• Written exercise
Filter the entries below, keeping every line that has the word "rays".

• The data
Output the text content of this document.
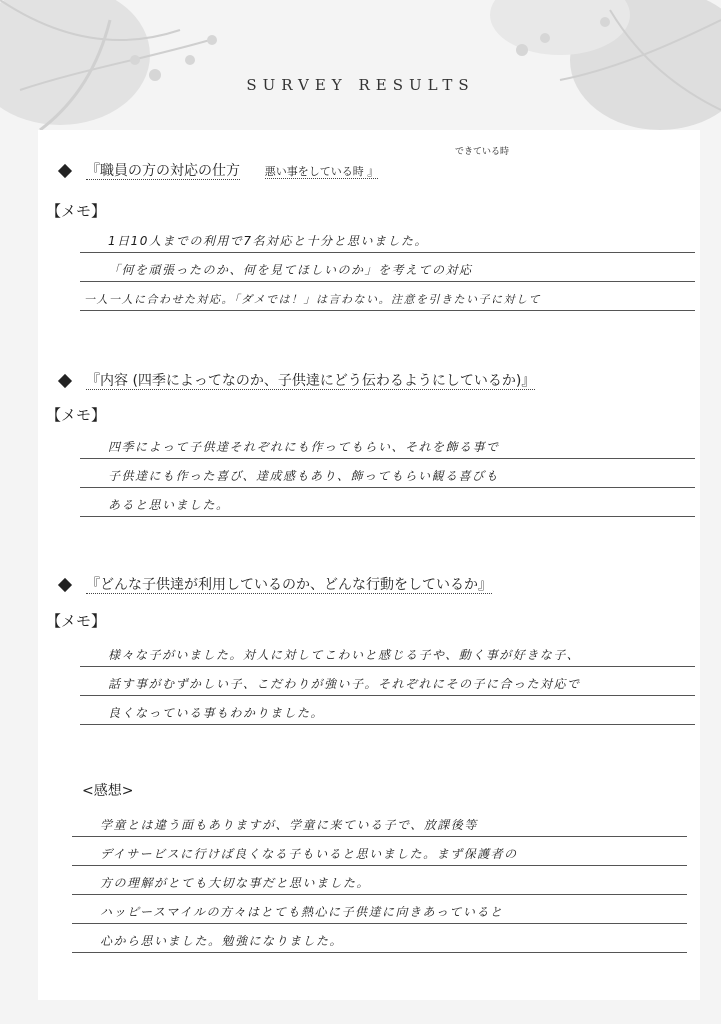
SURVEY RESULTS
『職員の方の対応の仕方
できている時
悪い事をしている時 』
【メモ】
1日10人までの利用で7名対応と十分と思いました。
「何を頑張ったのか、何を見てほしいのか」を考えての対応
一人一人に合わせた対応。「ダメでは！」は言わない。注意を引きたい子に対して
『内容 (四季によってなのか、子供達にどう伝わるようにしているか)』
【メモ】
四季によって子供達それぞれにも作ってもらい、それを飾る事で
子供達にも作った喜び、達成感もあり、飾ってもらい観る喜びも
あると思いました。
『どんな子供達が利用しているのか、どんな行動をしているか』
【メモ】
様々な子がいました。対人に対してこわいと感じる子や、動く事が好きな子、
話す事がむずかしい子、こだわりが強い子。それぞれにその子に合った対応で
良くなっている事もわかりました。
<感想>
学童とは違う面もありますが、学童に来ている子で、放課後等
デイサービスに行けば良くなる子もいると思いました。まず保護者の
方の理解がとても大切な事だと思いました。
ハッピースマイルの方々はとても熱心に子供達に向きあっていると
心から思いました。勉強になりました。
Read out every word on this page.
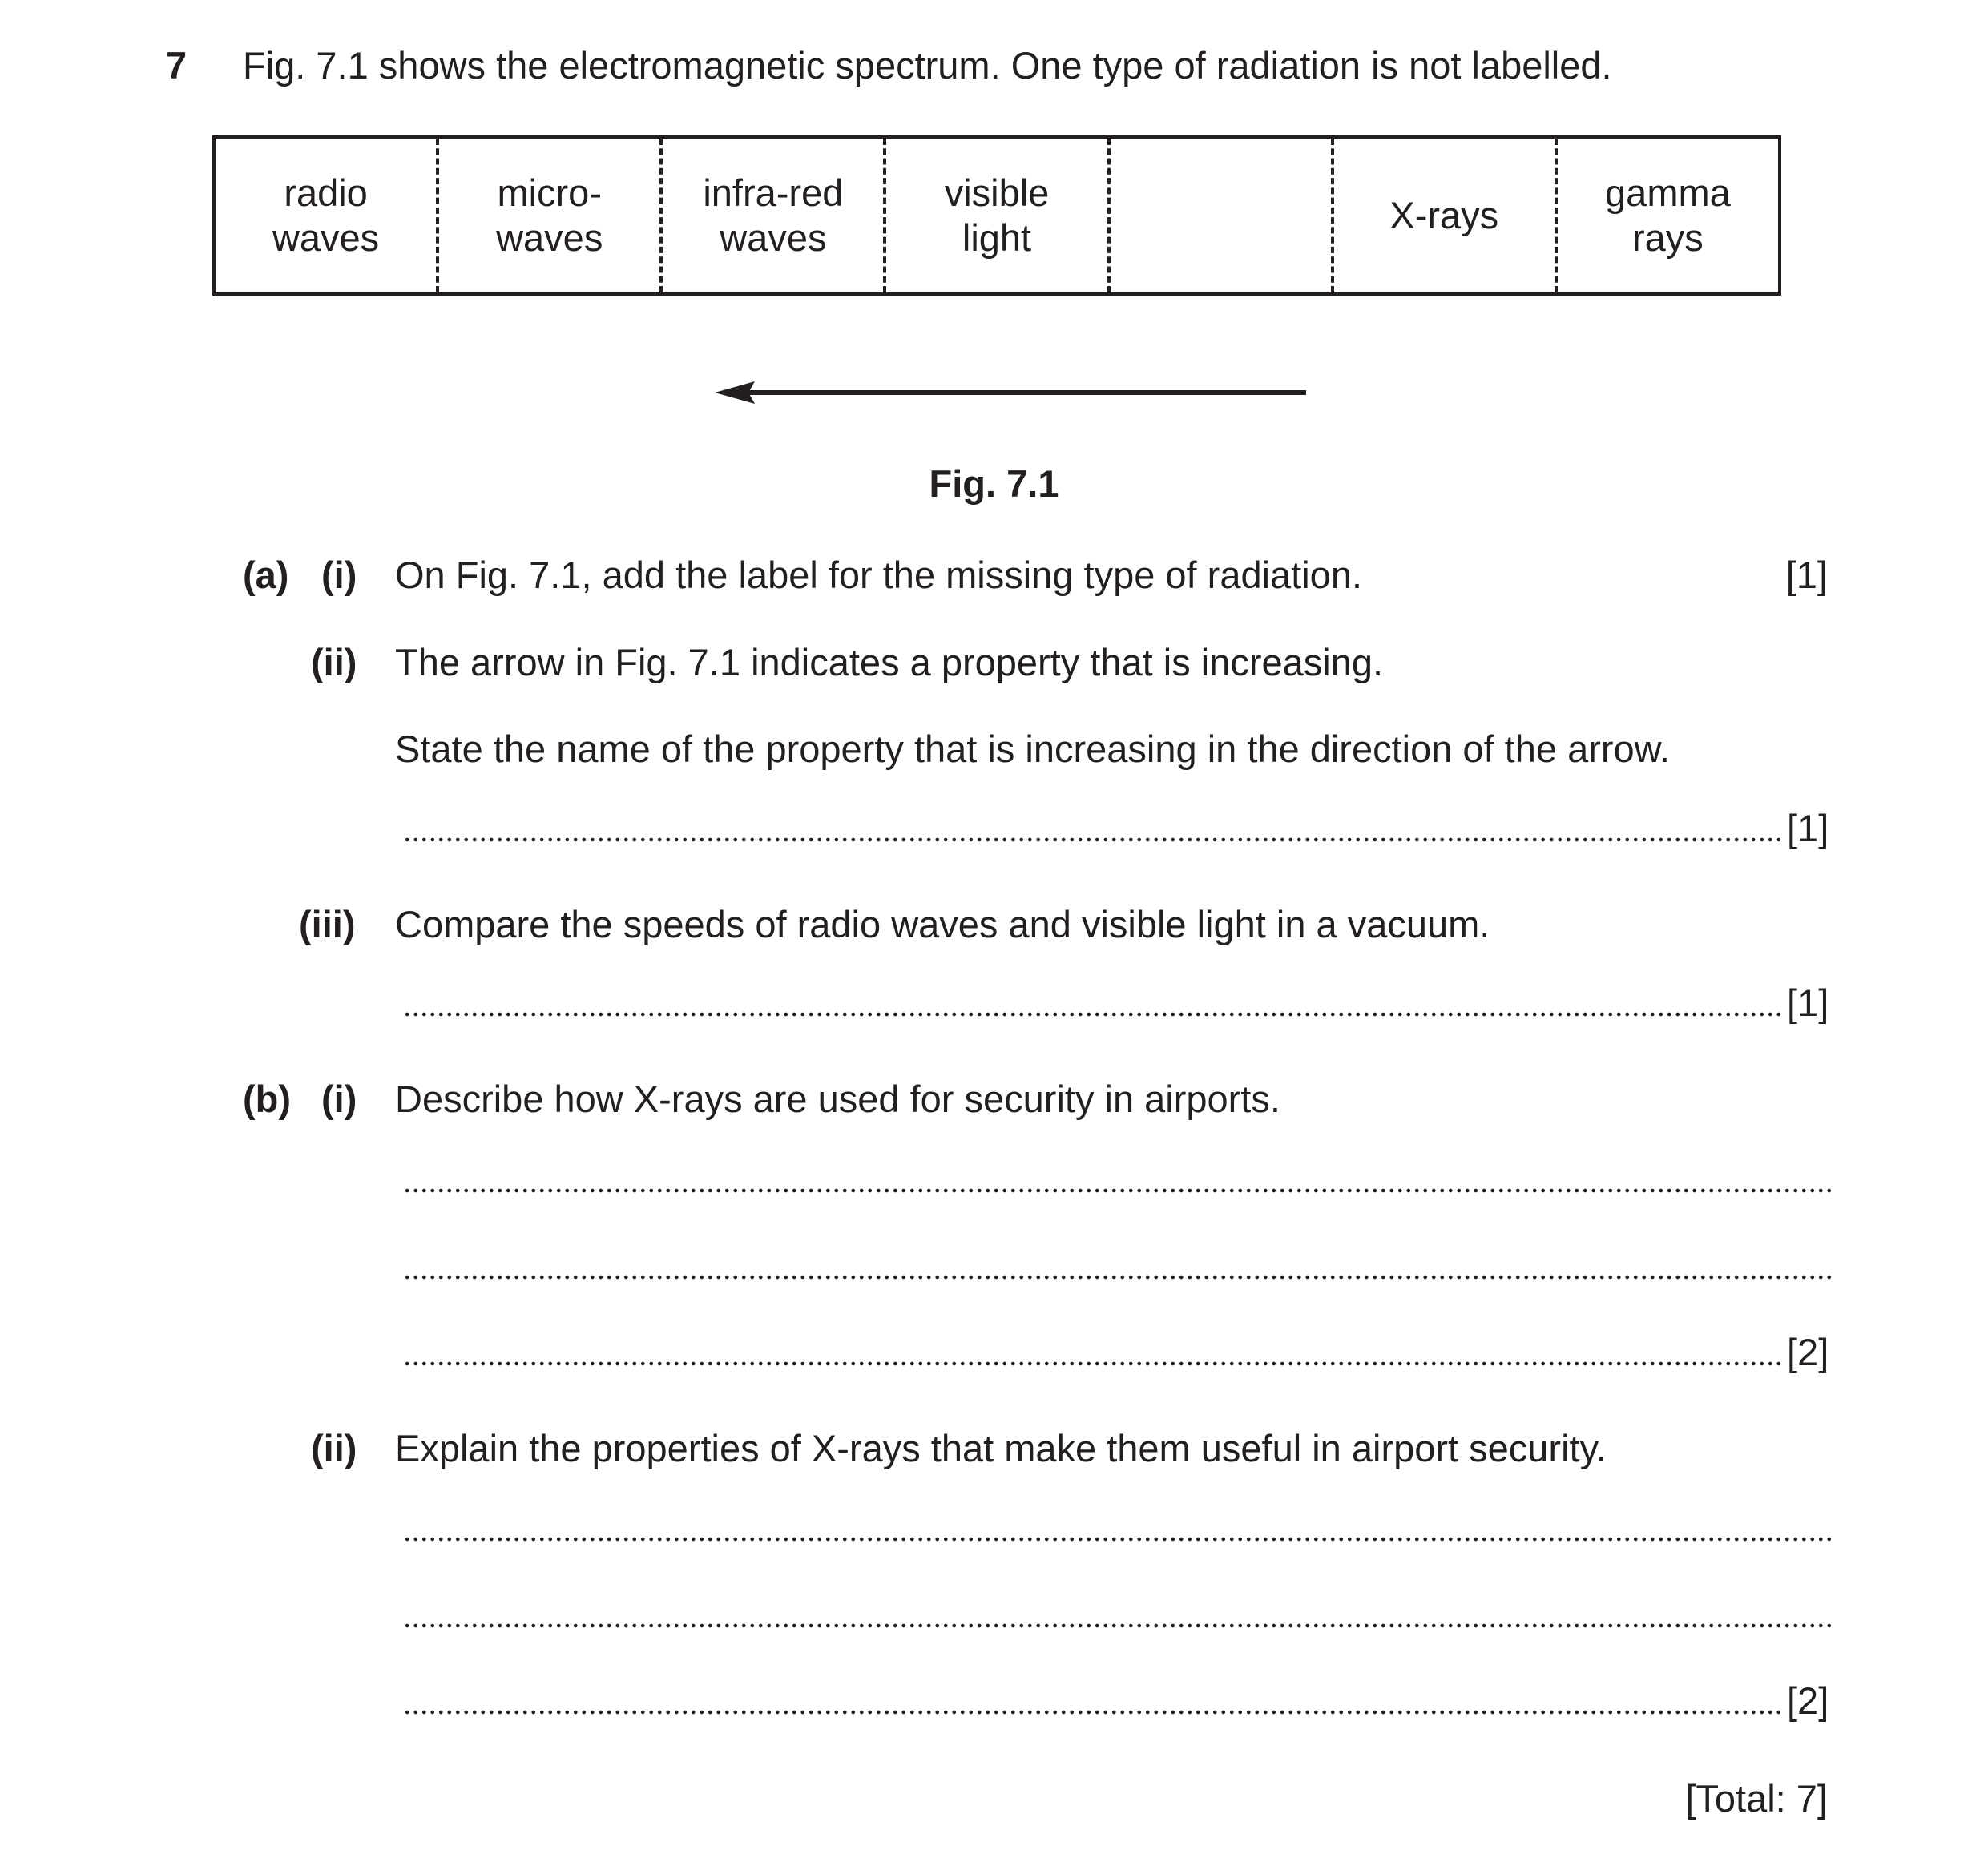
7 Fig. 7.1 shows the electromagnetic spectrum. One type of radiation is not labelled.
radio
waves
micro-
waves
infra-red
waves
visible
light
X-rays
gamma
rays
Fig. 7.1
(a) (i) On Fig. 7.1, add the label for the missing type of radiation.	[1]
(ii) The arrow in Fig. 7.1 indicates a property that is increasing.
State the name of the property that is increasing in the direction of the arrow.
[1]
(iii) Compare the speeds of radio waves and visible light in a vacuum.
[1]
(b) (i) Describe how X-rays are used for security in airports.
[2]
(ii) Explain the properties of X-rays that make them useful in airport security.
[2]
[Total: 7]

• Right answer
X-rays
rays
(b) (i) Describe how X-rays are used for security in airports.
(ii) Explain the properties of X-rays that make them useful in airport security.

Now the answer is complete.